Para que haya empresas inteligentes

El crecimiento vertiginoso de los volúmenes de información en las empresas provoca nuevos retos. Uno consiste en la dificultad de trabajar con “silos” o islas de datos dentro de las organizaciones. Business Intelligence (BI) -o Inteligencia de Negocios- es un concepto que lleva algunos años en el mercado, pero que aún no ha tenido una adopción en masa por parte de las empresas. ¿En qué consiste?: en pensar soluciones para aprovechar al máximo toda la información disponible en los sistemas corporativos, para que tome ventaja toda la organización, según explicó Miguel Falabella, director de la empresa Process Technologies.

– ¿Cómo se aplica esta herramienta?
– Son soluciones basadas en algún software que dan un marco para analizar toda la información que está dando vueltas por los sistemas corporativos, y así lograr resultados tendientes a mejorar las ventas, afinar las relaciones con los clientes, u ofrecer un mejor producto o servicio. Así, se puede estudiar el rendimiento de determinadas ofertas o promociones, optimizar costos, buscar patrones de compras de sus clientes, o predecir si nos abandona como proveedores (Datamining).

(Registros de una colección)
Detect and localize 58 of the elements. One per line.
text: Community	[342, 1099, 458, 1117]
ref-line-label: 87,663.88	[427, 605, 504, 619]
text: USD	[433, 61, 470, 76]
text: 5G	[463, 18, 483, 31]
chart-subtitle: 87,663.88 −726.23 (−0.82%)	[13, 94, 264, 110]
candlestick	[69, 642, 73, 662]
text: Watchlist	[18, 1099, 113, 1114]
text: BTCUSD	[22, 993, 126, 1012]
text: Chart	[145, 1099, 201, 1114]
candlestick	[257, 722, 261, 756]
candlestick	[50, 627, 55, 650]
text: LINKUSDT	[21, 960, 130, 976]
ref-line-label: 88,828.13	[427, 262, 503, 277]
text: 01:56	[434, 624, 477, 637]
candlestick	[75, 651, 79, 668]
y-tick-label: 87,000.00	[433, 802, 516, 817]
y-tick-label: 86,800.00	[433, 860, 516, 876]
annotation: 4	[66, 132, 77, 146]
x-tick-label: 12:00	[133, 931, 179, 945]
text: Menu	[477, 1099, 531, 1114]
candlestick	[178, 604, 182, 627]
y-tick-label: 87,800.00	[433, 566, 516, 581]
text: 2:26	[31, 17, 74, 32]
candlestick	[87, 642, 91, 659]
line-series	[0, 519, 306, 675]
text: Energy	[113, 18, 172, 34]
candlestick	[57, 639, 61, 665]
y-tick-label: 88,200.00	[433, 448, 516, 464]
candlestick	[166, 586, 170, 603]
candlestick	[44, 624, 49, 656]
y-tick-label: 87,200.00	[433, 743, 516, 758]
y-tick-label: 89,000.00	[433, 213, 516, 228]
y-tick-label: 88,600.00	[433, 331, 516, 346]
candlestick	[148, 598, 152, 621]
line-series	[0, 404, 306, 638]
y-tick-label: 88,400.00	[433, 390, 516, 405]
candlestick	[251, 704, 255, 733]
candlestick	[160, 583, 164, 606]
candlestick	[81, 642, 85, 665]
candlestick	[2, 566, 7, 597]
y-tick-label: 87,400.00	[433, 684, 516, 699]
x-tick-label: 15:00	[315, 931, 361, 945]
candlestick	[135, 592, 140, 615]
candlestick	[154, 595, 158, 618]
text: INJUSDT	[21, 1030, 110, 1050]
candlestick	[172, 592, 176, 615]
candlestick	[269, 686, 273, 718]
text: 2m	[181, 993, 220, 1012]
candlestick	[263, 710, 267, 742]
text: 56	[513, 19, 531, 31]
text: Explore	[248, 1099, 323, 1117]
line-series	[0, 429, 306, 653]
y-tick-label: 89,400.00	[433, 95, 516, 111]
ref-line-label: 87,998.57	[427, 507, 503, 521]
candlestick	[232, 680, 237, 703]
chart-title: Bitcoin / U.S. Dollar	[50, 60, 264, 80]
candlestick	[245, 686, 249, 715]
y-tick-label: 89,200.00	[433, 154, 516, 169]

» INSTRUCCIONES:
- a) ¿Qué cargo ocupa Miguel Falabella según el texto sobre Business Intelligence?
- b) Reproduce sin cambios el fragmento del texto sobre Business Intelligence que se abre con las palabras que contienen "El crecimiento vertiginoso" y se cierra con "empresa Process Technologies.".

» SOLUCIONES:
- a) Es director de la empresa Process Technologies.

- b)
El crecimiento vertiginoso de los volúmenes de información en las empresas provoca nuevos retos. Uno consiste en la dificultad de trabajar con “silos” o islas de datos dentro de las organizaciones. Business Intelligence (BI) -o Inteligencia de Negocios- es un concepto que lleva algunos años en el mercado, pero que aún no ha tenido una adopción en masa por parte de las empresas. ¿En qué consiste?: en pensar soluciones para aprovechar al máximo toda la información disponible en los sistemas corporativos, para que tome ventaja toda la organización, según explicó Miguel Falabella, director de la empresa Process Technologies.